▶ _PROBLEM STATEMENT_
Copy out every line exactly, passing over the pictures.

▶ _RECORDS_

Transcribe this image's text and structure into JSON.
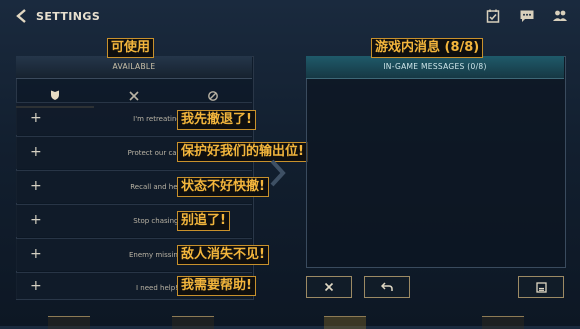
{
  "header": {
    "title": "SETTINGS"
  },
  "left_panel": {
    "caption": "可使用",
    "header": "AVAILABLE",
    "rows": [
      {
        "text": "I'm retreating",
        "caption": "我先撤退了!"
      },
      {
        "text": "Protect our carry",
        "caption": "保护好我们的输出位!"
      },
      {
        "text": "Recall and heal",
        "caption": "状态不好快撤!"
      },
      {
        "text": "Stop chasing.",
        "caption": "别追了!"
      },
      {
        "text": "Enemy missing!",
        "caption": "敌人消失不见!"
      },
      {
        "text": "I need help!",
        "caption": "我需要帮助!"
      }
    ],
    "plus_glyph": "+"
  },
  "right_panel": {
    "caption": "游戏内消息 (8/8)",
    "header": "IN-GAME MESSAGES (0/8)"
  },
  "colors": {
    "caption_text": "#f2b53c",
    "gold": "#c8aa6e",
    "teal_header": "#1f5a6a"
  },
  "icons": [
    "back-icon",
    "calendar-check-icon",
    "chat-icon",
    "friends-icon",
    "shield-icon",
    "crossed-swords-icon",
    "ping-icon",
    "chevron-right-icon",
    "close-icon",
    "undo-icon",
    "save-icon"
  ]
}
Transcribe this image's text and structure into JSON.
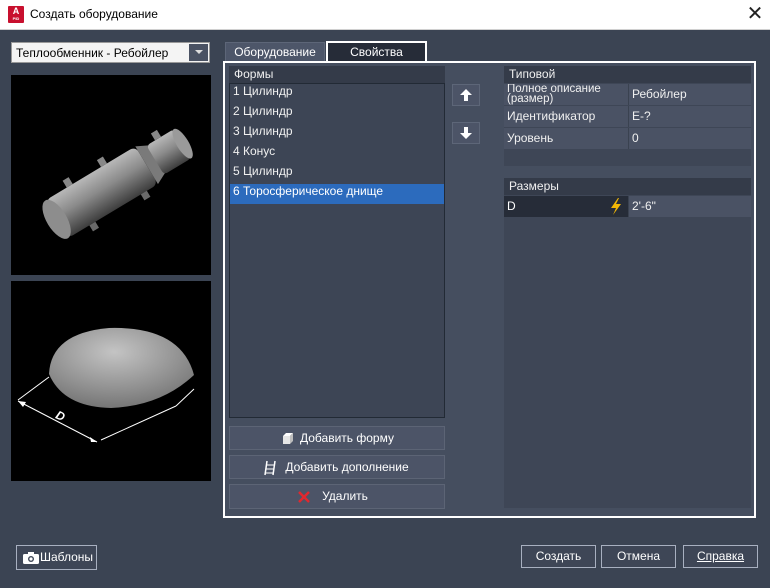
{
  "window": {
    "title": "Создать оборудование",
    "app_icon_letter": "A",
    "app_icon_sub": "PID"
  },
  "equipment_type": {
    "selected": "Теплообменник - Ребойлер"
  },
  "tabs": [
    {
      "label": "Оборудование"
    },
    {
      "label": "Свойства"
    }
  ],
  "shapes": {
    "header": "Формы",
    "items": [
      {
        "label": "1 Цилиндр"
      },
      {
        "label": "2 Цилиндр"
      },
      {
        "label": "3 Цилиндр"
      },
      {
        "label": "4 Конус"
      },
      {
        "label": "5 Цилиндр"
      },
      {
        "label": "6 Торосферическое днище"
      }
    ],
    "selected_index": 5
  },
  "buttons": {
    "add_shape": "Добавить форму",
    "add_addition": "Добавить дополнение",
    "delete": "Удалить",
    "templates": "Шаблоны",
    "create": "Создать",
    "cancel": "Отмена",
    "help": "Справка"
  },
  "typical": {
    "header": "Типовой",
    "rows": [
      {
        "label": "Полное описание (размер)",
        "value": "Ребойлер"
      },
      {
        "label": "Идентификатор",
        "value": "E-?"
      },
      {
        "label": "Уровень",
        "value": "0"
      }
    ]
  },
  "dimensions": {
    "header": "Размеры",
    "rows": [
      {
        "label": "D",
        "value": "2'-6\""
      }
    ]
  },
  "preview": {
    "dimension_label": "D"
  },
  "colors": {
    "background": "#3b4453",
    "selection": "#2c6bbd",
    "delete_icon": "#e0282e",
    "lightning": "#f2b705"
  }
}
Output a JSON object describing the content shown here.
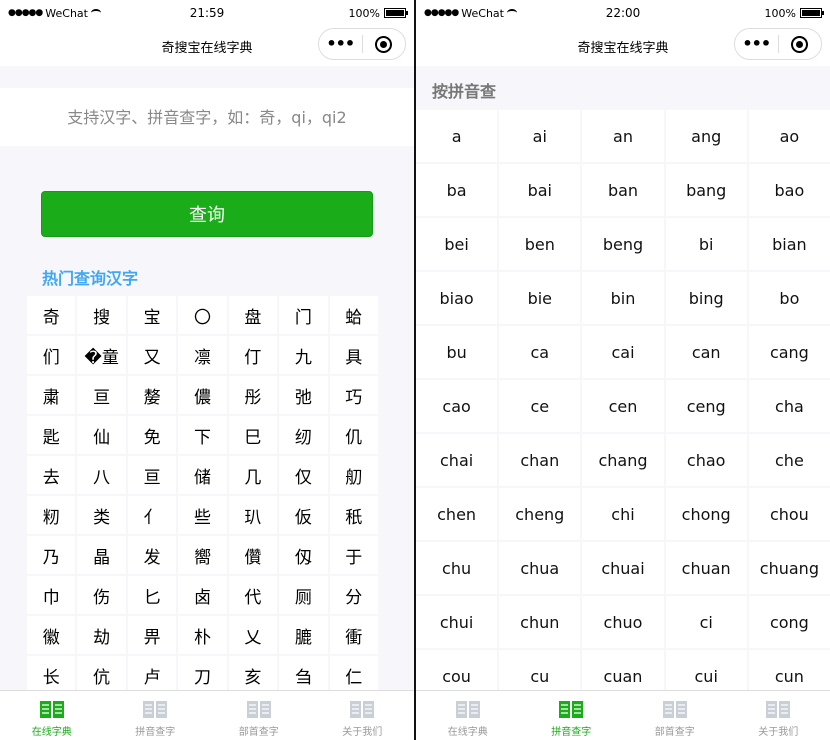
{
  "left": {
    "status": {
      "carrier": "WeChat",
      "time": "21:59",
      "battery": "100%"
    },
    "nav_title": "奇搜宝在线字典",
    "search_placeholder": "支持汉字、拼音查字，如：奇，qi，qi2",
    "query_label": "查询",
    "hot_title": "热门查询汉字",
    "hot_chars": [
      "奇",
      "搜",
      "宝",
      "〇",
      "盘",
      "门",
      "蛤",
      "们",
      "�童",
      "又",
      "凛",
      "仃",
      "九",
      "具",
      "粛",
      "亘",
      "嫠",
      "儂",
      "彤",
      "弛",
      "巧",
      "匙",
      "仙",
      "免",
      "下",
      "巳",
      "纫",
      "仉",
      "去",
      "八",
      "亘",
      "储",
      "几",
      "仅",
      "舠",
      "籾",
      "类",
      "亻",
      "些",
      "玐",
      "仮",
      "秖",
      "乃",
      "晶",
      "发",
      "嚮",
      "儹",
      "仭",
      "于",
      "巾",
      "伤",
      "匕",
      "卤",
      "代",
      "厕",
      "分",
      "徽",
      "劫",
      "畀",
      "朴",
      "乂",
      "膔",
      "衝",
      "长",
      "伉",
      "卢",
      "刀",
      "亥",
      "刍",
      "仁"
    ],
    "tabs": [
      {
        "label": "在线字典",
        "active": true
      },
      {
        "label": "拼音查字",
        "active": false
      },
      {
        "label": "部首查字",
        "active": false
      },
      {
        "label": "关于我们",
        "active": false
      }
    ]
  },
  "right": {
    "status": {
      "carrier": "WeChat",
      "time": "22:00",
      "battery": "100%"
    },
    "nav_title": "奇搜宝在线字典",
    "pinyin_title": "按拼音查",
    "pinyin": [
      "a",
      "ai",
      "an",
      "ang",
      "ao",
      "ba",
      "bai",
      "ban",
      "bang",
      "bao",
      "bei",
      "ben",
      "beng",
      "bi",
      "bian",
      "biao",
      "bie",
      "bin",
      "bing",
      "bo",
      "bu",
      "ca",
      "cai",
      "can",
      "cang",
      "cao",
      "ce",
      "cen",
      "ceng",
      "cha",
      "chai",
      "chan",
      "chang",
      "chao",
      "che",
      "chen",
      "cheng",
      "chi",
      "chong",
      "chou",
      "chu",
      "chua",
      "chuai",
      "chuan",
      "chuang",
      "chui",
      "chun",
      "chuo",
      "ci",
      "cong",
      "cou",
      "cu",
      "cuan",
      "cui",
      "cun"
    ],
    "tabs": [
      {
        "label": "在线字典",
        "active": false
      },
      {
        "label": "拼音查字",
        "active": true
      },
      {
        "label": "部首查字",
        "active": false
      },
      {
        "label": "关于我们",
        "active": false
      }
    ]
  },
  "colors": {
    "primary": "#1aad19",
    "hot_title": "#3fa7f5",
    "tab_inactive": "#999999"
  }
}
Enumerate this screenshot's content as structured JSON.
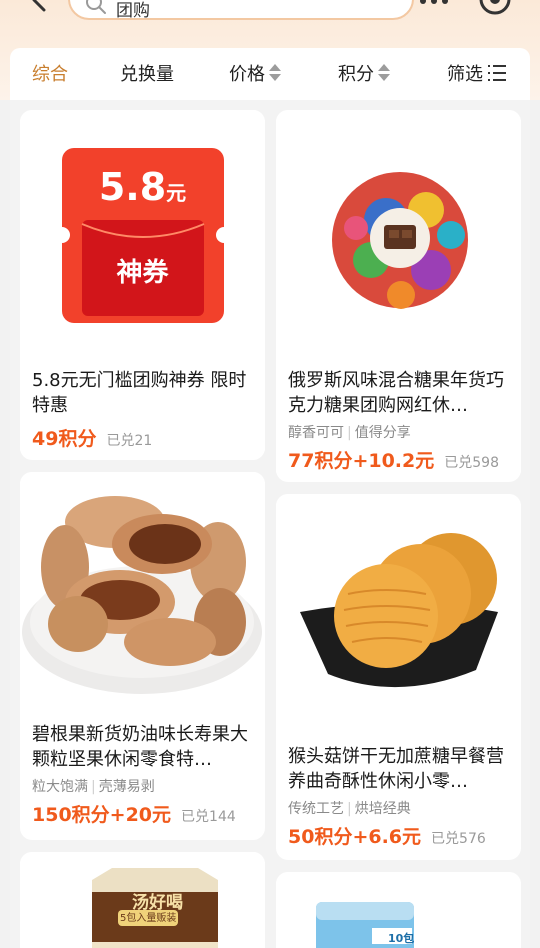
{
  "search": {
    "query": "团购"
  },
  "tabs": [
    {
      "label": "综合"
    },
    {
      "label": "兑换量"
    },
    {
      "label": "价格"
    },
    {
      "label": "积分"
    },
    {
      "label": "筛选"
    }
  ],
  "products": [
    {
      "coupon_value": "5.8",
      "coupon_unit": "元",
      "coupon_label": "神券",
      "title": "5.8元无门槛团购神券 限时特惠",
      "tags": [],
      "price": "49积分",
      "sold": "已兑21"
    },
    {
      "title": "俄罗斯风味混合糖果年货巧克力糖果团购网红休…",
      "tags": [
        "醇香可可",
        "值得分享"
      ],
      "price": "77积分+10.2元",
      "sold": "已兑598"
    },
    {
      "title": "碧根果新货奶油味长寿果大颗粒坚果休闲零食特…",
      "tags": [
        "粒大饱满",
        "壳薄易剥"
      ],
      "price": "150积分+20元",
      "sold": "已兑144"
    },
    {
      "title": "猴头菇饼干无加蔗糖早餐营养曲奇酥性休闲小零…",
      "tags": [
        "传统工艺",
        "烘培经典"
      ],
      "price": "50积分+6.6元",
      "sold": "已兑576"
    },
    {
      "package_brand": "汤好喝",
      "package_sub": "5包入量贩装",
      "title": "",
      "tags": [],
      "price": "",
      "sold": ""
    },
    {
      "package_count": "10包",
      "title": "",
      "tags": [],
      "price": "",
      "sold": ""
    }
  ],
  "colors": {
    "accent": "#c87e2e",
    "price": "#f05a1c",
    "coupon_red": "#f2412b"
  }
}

▶ _SOLUTION TO THE PROBLEM_
Transcribe this image's text and structure into JSON.
{
  "header": {
    "title": "SETTINGS"
  },
  "left_panel": {
    "caption": "可使用",
    "header": "AVAILABLE",
    "rows": [
      {
        "text": "I'm retreating",
        "caption": "我先撤退了!"
      },
      {
        "text": "Protect our carry",
        "caption": "保护好我们的输出位!"
      },
      {
        "text": "Recall and heal",
        "caption": "状态不好快撤!"
      },
      {
        "text": "Stop chasing.",
        "caption": "别追了!"
      },
      {
        "text": "Enemy missing!",
        "caption": "敌人消失不见!"
      },
      {
        "text": "I need help!",
        "caption": "我需要帮助!"
      }
    ],
    "plus_glyph": "+"
  },
  "right_panel": {
    "caption": "游戏内消息 (8/8)",
    "header": "IN-GAME MESSAGES (0/8)"
  },
  "colors": {
    "caption_text": "#f2b53c",
    "gold": "#c8aa6e",
    "teal_header": "#1f5a6a"
  },
  "icons": [
    "back-icon",
    "calendar-check-icon",
    "chat-icon",
    "friends-icon",
    "shield-icon",
    "crossed-swords-icon",
    "ping-icon",
    "chevron-right-icon",
    "close-icon",
    "undo-icon",
    "save-icon"
  ]
}
Transcribe this image's text and structure into JSON.
{
  "window": {
    "title": "Создать оборудование",
    "app_icon_letter": "A",
    "app_icon_sub": "PID"
  },
  "equipment_type": {
    "selected": "Теплообменник - Ребойлер"
  },
  "tabs": [
    {
      "label": "Оборудование"
    },
    {
      "label": "Свойства"
    }
  ],
  "shapes": {
    "header": "Формы",
    "items": [
      {
        "label": "1 Цилиндр"
      },
      {
        "label": "2 Цилиндр"
      },
      {
        "label": "3 Цилиндр"
      },
      {
        "label": "4 Конус"
      },
      {
        "label": "5 Цилиндр"
      },
      {
        "label": "6 Торосферическое днище"
      }
    ],
    "selected_index": 5
  },
  "buttons": {
    "add_shape": "Добавить форму",
    "add_addition": "Добавить дополнение",
    "delete": "Удалить",
    "templates": "Шаблоны",
    "create": "Создать",
    "cancel": "Отмена",
    "help": "Справка"
  },
  "typical": {
    "header": "Типовой",
    "rows": [
      {
        "label": "Полное описание (размер)",
        "value": "Ребойлер"
      },
      {
        "label": "Идентификатор",
        "value": "E-?"
      },
      {
        "label": "Уровень",
        "value": "0"
      }
    ]
  },
  "dimensions": {
    "header": "Размеры",
    "rows": [
      {
        "label": "D",
        "value": "2'-6\""
      }
    ]
  },
  "preview": {
    "dimension_label": "D"
  },
  "colors": {
    "background": "#3b4453",
    "selection": "#2c6bbd",
    "delete_icon": "#e0282e",
    "lightning": "#f2b705"
  }
}
Output a JSON object describing the content shown here.
{
  "left": {
    "status": {
      "carrier": "WeChat",
      "time": "21:59",
      "battery": "100%"
    },
    "nav_title": "奇搜宝在线字典",
    "search_placeholder": "支持汉字、拼音查字，如：奇，qi，qi2",
    "query_label": "查询",
    "hot_title": "热门查询汉字",
    "hot_chars": [
      "奇",
      "搜",
      "宝",
      "〇",
      "盘",
      "门",
      "蛤",
      "们",
      "�童",
      "又",
      "凛",
      "仃",
      "九",
      "具",
      "粛",
      "亘",
      "嫠",
      "儂",
      "彤",
      "弛",
      "巧",
      "匙",
      "仙",
      "免",
      "下",
      "巳",
      "纫",
      "仉",
      "去",
      "八",
      "亘",
      "储",
      "几",
      "仅",
      "舠",
      "籾",
      "类",
      "亻",
      "些",
      "玐",
      "仮",
      "秖",
      "乃",
      "晶",
      "发",
      "嚮",
      "儹",
      "仭",
      "于",
      "巾",
      "伤",
      "匕",
      "卤",
      "代",
      "厕",
      "分",
      "徽",
      "劫",
      "畀",
      "朴",
      "乂",
      "膔",
      "衝",
      "长",
      "伉",
      "卢",
      "刀",
      "亥",
      "刍",
      "仁"
    ],
    "tabs": [
      {
        "label": "在线字典",
        "active": true
      },
      {
        "label": "拼音查字",
        "active": false
      },
      {
        "label": "部首查字",
        "active": false
      },
      {
        "label": "关于我们",
        "active": false
      }
    ]
  },
  "right": {
    "status": {
      "carrier": "WeChat",
      "time": "22:00",
      "battery": "100%"
    },
    "nav_title": "奇搜宝在线字典",
    "pinyin_title": "按拼音查",
    "pinyin": [
      "a",
      "ai",
      "an",
      "ang",
      "ao",
      "ba",
      "bai",
      "ban",
      "bang",
      "bao",
      "bei",
      "ben",
      "beng",
      "bi",
      "bian",
      "biao",
      "bie",
      "bin",
      "bing",
      "bo",
      "bu",
      "ca",
      "cai",
      "can",
      "cang",
      "cao",
      "ce",
      "cen",
      "ceng",
      "cha",
      "chai",
      "chan",
      "chang",
      "chao",
      "che",
      "chen",
      "cheng",
      "chi",
      "chong",
      "chou",
      "chu",
      "chua",
      "chuai",
      "chuan",
      "chuang",
      "chui",
      "chun",
      "chuo",
      "ci",
      "cong",
      "cou",
      "cu",
      "cuan",
      "cui",
      "cun"
    ],
    "tabs": [
      {
        "label": "在线字典",
        "active": false
      },
      {
        "label": "拼音查字",
        "active": true
      },
      {
        "label": "部首查字",
        "active": false
      },
      {
        "label": "关于我们",
        "active": false
      }
    ]
  },
  "colors": {
    "primary": "#1aad19",
    "hot_title": "#3fa7f5",
    "tab_inactive": "#999999"
  }
}
Enumerate this screenshot's content as structured JSON.
{
  "search": {
    "query": "团购"
  },
  "tabs": [
    {
      "label": "综合"
    },
    {
      "label": "兑换量"
    },
    {
      "label": "价格"
    },
    {
      "label": "积分"
    },
    {
      "label": "筛选"
    }
  ],
  "products": [
    {
      "coupon_value": "5.8",
      "coupon_unit": "元",
      "coupon_label": "神券",
      "title": "5.8元无门槛团购神券 限时特惠",
      "tags": [],
      "price": "49积分",
      "sold": "已兑21"
    },
    {
      "title": "俄罗斯风味混合糖果年货巧克力糖果团购网红休…",
      "tags": [
        "醇香可可",
        "值得分享"
      ],
      "price": "77积分+10.2元",
      "sold": "已兑598"
    },
    {
      "title": "碧根果新货奶油味长寿果大颗粒坚果休闲零食特…",
      "tags": [
        "粒大饱满",
        "壳薄易剥"
      ],
      "price": "150积分+20元",
      "sold": "已兑144"
    },
    {
      "title": "猴头菇饼干无加蔗糖早餐营养曲奇酥性休闲小零…",
      "tags": [
        "传统工艺",
        "烘培经典"
      ],
      "price": "50积分+6.6元",
      "sold": "已兑576"
    },
    {
      "package_brand": "汤好喝",
      "package_sub": "5包入量贩装",
      "title": "",
      "tags": [],
      "price": "",
      "sold": ""
    },
    {
      "package_count": "10包",
      "title": "",
      "tags": [],
      "price": "",
      "sold": ""
    }
  ],
  "colors": {
    "accent": "#c87e2e",
    "price": "#f05a1c",
    "coupon_red": "#f2412b"
  }
}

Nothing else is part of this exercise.